• [Written request]:
From the line containing "Convert this document image to plain text." to the very last line, repeat everything exactly and add nothing else. Skip the pictures.

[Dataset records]
_____

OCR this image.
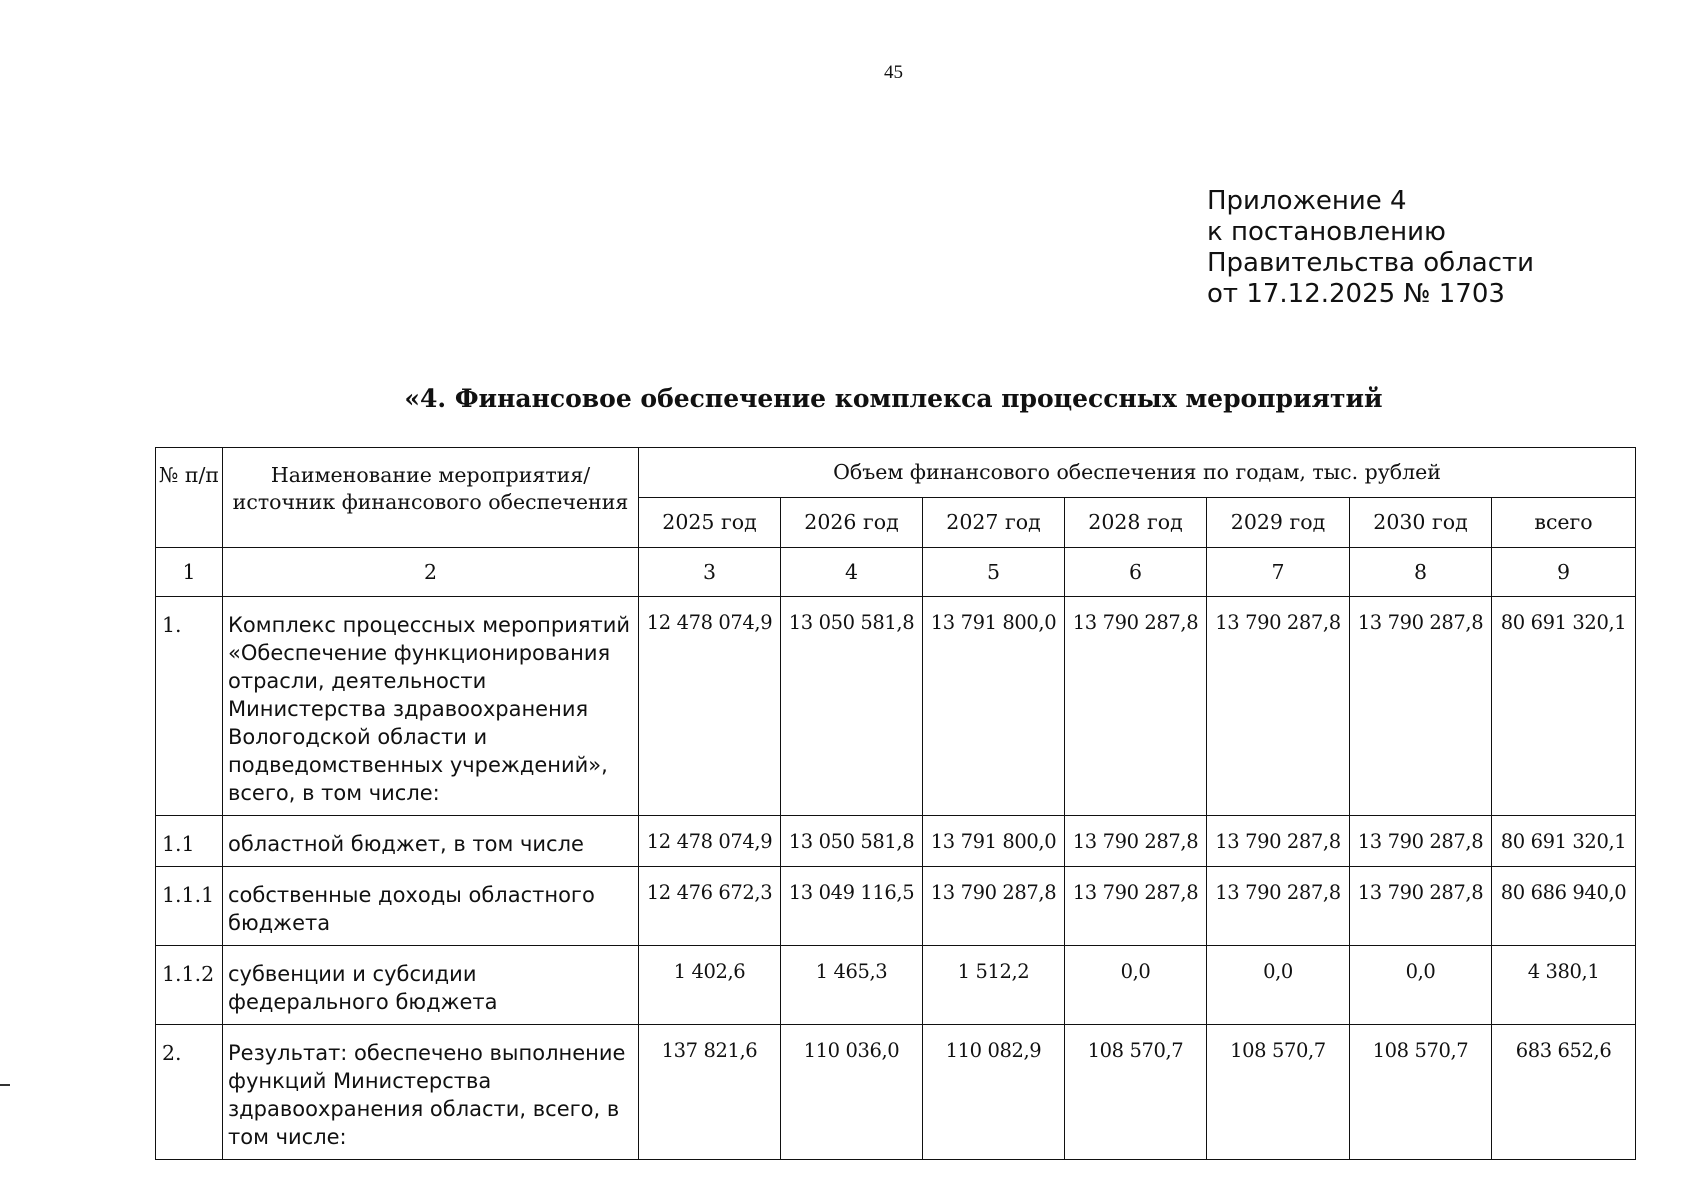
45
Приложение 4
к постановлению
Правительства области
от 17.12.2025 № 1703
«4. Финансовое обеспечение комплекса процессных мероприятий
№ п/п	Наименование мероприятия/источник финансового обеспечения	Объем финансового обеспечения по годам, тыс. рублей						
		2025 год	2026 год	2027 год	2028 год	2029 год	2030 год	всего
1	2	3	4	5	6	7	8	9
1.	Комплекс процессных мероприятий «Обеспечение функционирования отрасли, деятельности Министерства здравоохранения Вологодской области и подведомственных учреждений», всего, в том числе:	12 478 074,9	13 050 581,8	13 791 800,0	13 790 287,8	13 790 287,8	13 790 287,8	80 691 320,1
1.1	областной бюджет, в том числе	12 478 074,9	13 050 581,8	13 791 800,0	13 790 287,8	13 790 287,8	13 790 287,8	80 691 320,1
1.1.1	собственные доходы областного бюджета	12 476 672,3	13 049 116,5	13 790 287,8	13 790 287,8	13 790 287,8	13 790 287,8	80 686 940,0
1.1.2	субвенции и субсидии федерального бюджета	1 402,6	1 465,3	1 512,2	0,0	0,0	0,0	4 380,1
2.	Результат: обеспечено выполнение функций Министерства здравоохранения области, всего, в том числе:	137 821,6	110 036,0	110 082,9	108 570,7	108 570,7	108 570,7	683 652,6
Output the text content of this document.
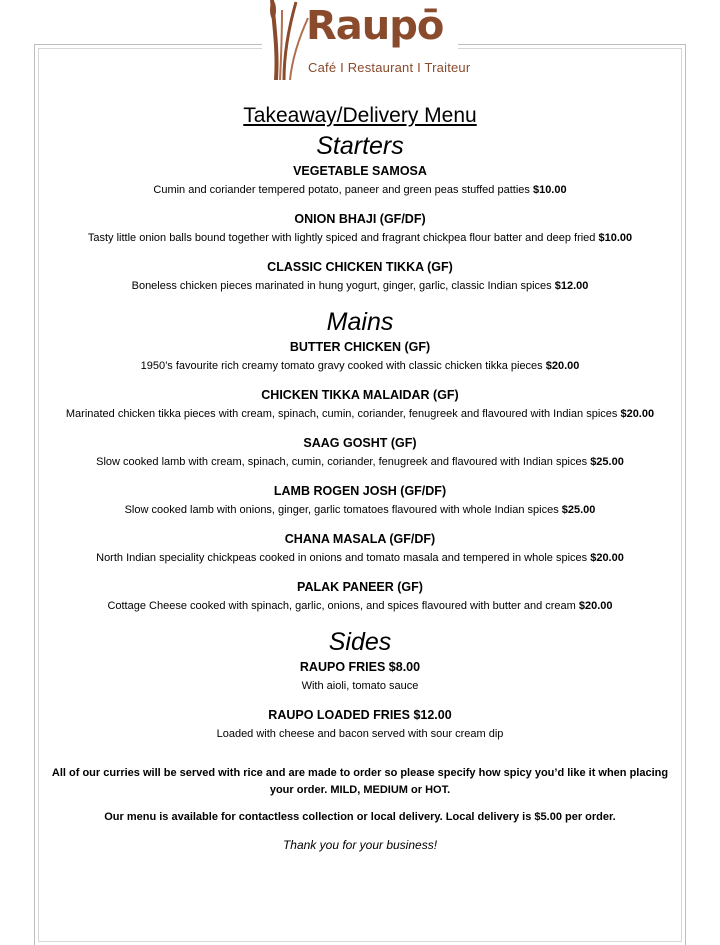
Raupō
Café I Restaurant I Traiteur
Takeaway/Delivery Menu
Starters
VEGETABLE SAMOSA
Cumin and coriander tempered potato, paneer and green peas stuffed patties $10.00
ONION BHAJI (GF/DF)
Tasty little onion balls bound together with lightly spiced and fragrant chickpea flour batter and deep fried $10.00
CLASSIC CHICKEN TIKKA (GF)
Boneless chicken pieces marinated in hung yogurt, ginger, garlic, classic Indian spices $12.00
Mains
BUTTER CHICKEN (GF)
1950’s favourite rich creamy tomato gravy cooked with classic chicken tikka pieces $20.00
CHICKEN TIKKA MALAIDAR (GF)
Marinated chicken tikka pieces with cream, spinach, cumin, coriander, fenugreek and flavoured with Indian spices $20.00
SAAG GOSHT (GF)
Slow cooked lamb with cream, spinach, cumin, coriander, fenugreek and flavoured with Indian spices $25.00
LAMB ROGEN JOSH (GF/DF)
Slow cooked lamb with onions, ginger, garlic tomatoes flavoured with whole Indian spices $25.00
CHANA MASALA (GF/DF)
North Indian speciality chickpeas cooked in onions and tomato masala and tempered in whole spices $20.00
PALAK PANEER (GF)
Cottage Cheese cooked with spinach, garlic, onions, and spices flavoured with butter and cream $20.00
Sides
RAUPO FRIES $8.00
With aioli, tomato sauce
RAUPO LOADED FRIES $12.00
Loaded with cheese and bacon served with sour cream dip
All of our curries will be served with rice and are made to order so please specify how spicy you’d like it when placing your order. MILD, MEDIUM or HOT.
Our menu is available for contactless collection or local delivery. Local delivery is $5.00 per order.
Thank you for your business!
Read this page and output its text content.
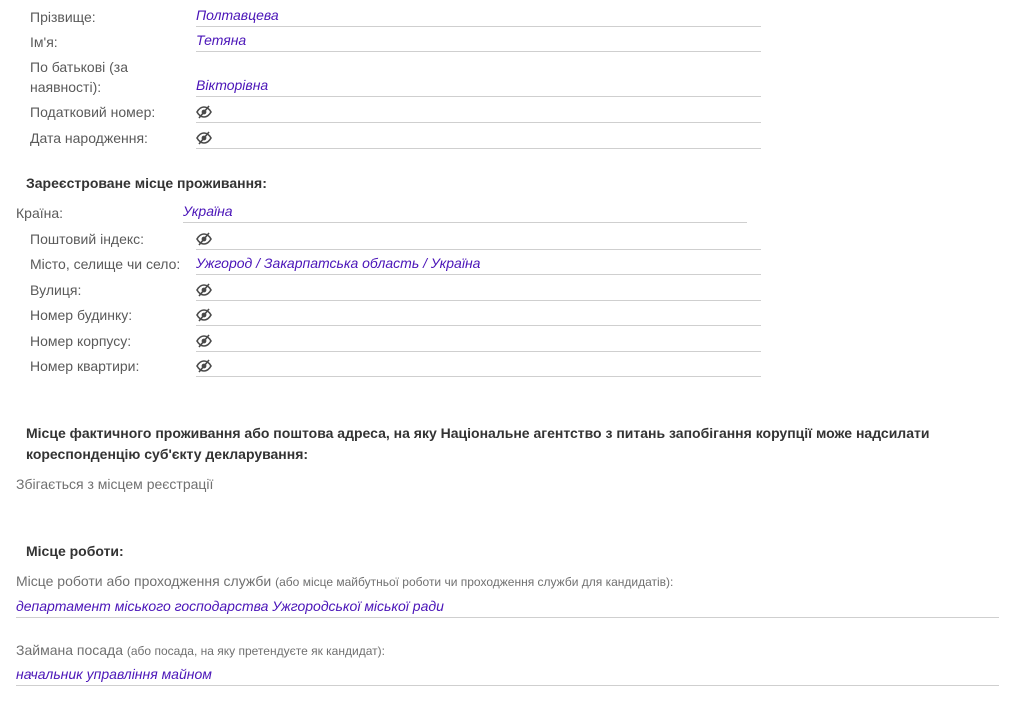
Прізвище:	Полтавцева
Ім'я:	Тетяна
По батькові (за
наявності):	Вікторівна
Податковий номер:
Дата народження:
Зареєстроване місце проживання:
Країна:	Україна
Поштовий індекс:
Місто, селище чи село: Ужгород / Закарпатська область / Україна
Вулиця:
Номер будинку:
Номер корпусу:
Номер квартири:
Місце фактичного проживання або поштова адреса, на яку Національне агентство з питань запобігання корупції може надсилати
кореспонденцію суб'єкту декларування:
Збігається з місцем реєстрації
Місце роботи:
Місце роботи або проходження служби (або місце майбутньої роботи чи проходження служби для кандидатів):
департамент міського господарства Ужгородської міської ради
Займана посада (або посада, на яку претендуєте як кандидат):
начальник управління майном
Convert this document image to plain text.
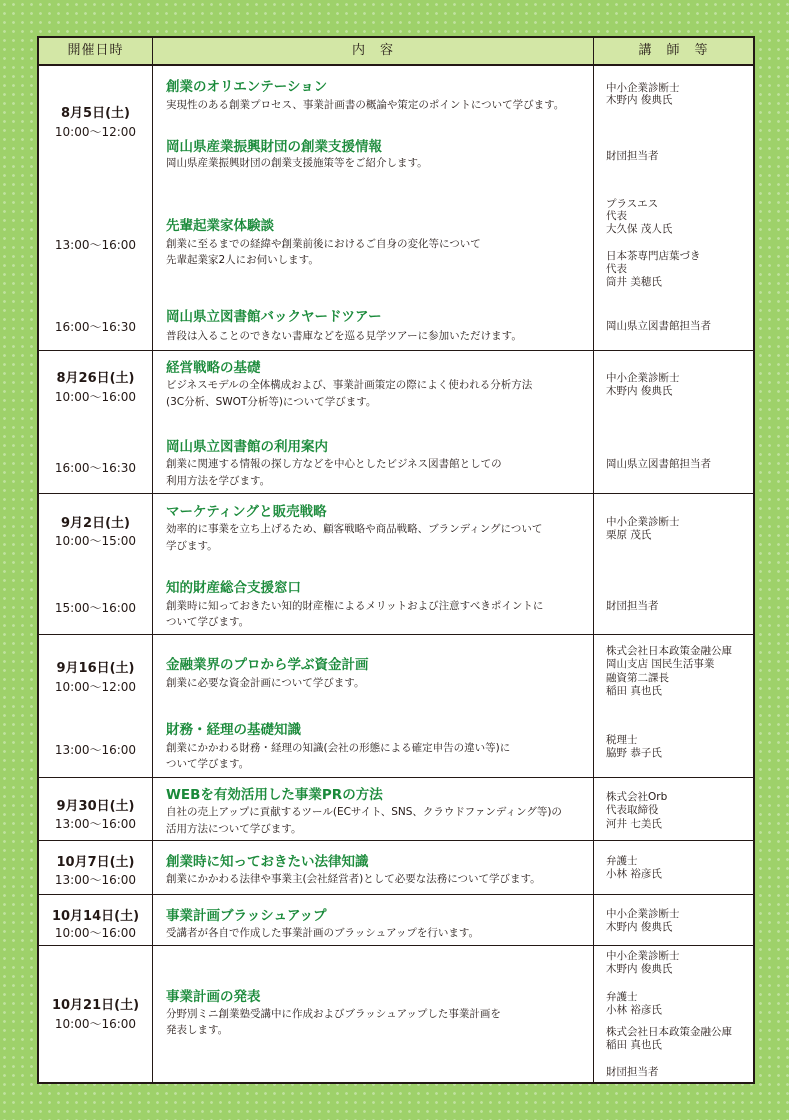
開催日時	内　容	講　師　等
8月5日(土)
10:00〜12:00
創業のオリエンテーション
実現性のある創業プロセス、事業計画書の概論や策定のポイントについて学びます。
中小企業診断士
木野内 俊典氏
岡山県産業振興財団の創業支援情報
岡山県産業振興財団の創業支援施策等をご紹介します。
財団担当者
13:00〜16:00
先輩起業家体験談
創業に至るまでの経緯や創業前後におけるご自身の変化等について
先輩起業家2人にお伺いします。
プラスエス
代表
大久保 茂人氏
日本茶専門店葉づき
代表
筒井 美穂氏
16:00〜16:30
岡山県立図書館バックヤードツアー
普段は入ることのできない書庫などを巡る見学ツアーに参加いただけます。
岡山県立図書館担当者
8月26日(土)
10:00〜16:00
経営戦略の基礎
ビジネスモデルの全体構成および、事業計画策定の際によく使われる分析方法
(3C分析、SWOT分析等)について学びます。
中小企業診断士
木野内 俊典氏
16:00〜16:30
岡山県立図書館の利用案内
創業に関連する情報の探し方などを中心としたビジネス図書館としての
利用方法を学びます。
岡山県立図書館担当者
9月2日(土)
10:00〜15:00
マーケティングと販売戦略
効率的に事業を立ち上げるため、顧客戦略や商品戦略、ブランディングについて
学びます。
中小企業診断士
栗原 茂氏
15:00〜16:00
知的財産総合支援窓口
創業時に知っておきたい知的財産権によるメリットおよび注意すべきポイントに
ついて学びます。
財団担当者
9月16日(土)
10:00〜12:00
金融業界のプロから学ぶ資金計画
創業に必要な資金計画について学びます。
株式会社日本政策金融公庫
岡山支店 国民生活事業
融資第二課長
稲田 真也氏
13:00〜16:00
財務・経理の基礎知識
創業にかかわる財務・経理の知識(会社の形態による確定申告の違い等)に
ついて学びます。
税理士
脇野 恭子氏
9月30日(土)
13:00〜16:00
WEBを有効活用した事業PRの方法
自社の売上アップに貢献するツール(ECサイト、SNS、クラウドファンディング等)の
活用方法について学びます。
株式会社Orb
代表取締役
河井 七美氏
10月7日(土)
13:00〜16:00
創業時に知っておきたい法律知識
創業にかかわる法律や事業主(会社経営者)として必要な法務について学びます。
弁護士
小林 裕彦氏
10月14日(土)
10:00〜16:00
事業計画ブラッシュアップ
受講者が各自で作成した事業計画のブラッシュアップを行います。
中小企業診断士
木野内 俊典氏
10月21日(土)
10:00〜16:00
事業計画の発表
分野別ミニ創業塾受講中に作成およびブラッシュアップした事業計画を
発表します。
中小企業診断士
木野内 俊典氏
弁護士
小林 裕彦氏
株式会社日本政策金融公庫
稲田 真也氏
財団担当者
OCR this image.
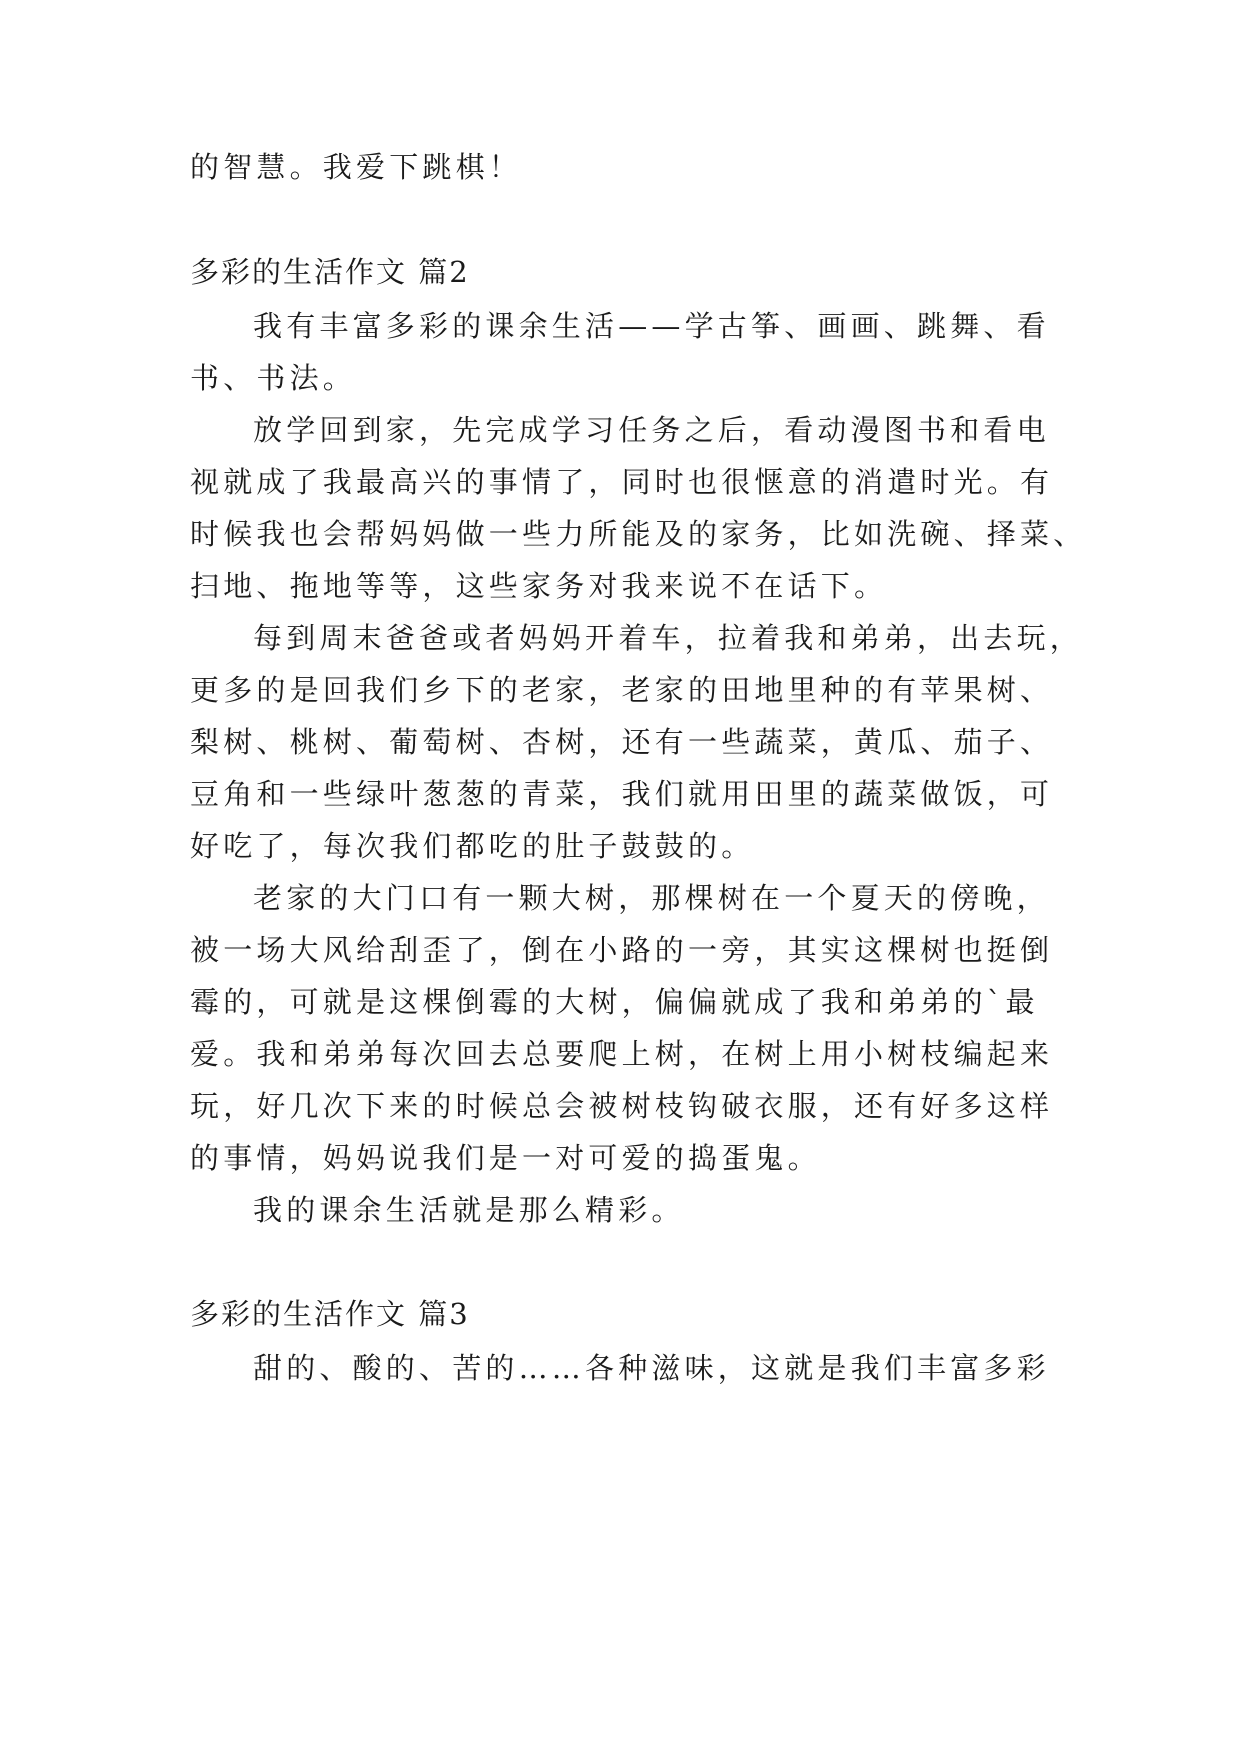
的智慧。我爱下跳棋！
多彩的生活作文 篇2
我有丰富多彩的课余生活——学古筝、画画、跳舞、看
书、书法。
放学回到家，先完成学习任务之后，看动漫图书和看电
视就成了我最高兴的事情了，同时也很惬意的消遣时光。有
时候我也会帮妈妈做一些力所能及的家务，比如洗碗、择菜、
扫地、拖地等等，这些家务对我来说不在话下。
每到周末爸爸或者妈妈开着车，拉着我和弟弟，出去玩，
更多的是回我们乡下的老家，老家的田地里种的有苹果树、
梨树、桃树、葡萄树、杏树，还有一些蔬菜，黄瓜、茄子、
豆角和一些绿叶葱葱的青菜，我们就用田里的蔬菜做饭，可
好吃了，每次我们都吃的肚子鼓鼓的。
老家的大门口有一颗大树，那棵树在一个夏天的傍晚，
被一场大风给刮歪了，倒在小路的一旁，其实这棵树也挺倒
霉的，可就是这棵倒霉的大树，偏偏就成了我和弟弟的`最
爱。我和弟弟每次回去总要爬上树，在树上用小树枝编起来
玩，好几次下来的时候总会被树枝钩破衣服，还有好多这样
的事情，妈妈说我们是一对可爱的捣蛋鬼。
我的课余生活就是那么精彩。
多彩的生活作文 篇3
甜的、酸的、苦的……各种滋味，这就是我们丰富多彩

_____

• [Solution for this exercise]:
Convert this document image to plain text.
開催日時	内　容	講　師　等
8月5日(土)
10:00〜12:00
創業のオリエンテーション
実現性のある創業プロセス、事業計画書の概論や策定のポイントについて学びます。
中小企業診断士
木野内 俊典氏
岡山県産業振興財団の創業支援情報
岡山県産業振興財団の創業支援施策等をご紹介します。
財団担当者
13:00〜16:00
先輩起業家体験談
創業に至るまでの経緯や創業前後におけるご自身の変化等について
先輩起業家2人にお伺いします。
プラスエス
代表
大久保 茂人氏
日本茶専門店葉づき
代表
筒井 美穂氏
16:00〜16:30
岡山県立図書館バックヤードツアー
普段は入ることのできない書庫などを巡る見学ツアーに参加いただけます。
岡山県立図書館担当者
8月26日(土)
10:00〜16:00
経営戦略の基礎
ビジネスモデルの全体構成および、事業計画策定の際によく使われる分析方法
(3C分析、SWOT分析等)について学びます。
中小企業診断士
木野内 俊典氏
16:00〜16:30
岡山県立図書館の利用案内
創業に関連する情報の探し方などを中心としたビジネス図書館としての
利用方法を学びます。
岡山県立図書館担当者
9月2日(土)
10:00〜15:00
マーケティングと販売戦略
効率的に事業を立ち上げるため、顧客戦略や商品戦略、ブランディングについて
学びます。
中小企業診断士
栗原 茂氏
15:00〜16:00
知的財産総合支援窓口
創業時に知っておきたい知的財産権によるメリットおよび注意すべきポイントに
ついて学びます。
財団担当者
9月16日(土)
10:00〜12:00
金融業界のプロから学ぶ資金計画
創業に必要な資金計画について学びます。
株式会社日本政策金融公庫
岡山支店 国民生活事業
融資第二課長
稲田 真也氏
13:00〜16:00
財務・経理の基礎知識
創業にかかわる財務・経理の知識(会社の形態による確定申告の違い等)に
ついて学びます。
税理士
脇野 恭子氏
9月30日(土)
13:00〜16:00
WEBを有効活用した事業PRの方法
自社の売上アップに貢献するツール(ECサイト、SNS、クラウドファンディング等)の
活用方法について学びます。
株式会社Orb
代表取締役
河井 七美氏
10月7日(土)
13:00〜16:00
創業時に知っておきたい法律知識
創業にかかわる法律や事業主(会社経営者)として必要な法務について学びます。
弁護士
小林 裕彦氏
10月14日(土)
10:00〜16:00
事業計画ブラッシュアップ
受講者が各自で作成した事業計画のブラッシュアップを行います。
中小企業診断士
木野内 俊典氏
10月21日(土)
10:00〜16:00
事業計画の発表
分野別ミニ創業塾受講中に作成およびブラッシュアップした事業計画を
発表します。
中小企業診断士
木野内 俊典氏
弁護士
小林 裕彦氏
株式会社日本政策金融公庫
稲田 真也氏
財団担当者
OCR this image.
的智慧。我爱下跳棋！
多彩的生活作文 篇2
我有丰富多彩的课余生活——学古筝、画画、跳舞、看
书、书法。
放学回到家，先完成学习任务之后，看动漫图书和看电
视就成了我最高兴的事情了，同时也很惬意的消遣时光。有
时候我也会帮妈妈做一些力所能及的家务，比如洗碗、择菜、
扫地、拖地等等，这些家务对我来说不在话下。
每到周末爸爸或者妈妈开着车，拉着我和弟弟，出去玩，
更多的是回我们乡下的老家，老家的田地里种的有苹果树、
梨树、桃树、葡萄树、杏树，还有一些蔬菜，黄瓜、茄子、
豆角和一些绿叶葱葱的青菜，我们就用田里的蔬菜做饭，可
好吃了，每次我们都吃的肚子鼓鼓的。
老家的大门口有一颗大树，那棵树在一个夏天的傍晚，
被一场大风给刮歪了，倒在小路的一旁，其实这棵树也挺倒
霉的，可就是这棵倒霉的大树，偏偏就成了我和弟弟的`最
爱。我和弟弟每次回去总要爬上树，在树上用小树枝编起来
玩，好几次下来的时候总会被树枝钩破衣服，还有好多这样
的事情，妈妈说我们是一对可爱的捣蛋鬼。
我的课余生活就是那么精彩。
多彩的生活作文 篇3
甜的、酸的、苦的……各种滋味，这就是我们丰富多彩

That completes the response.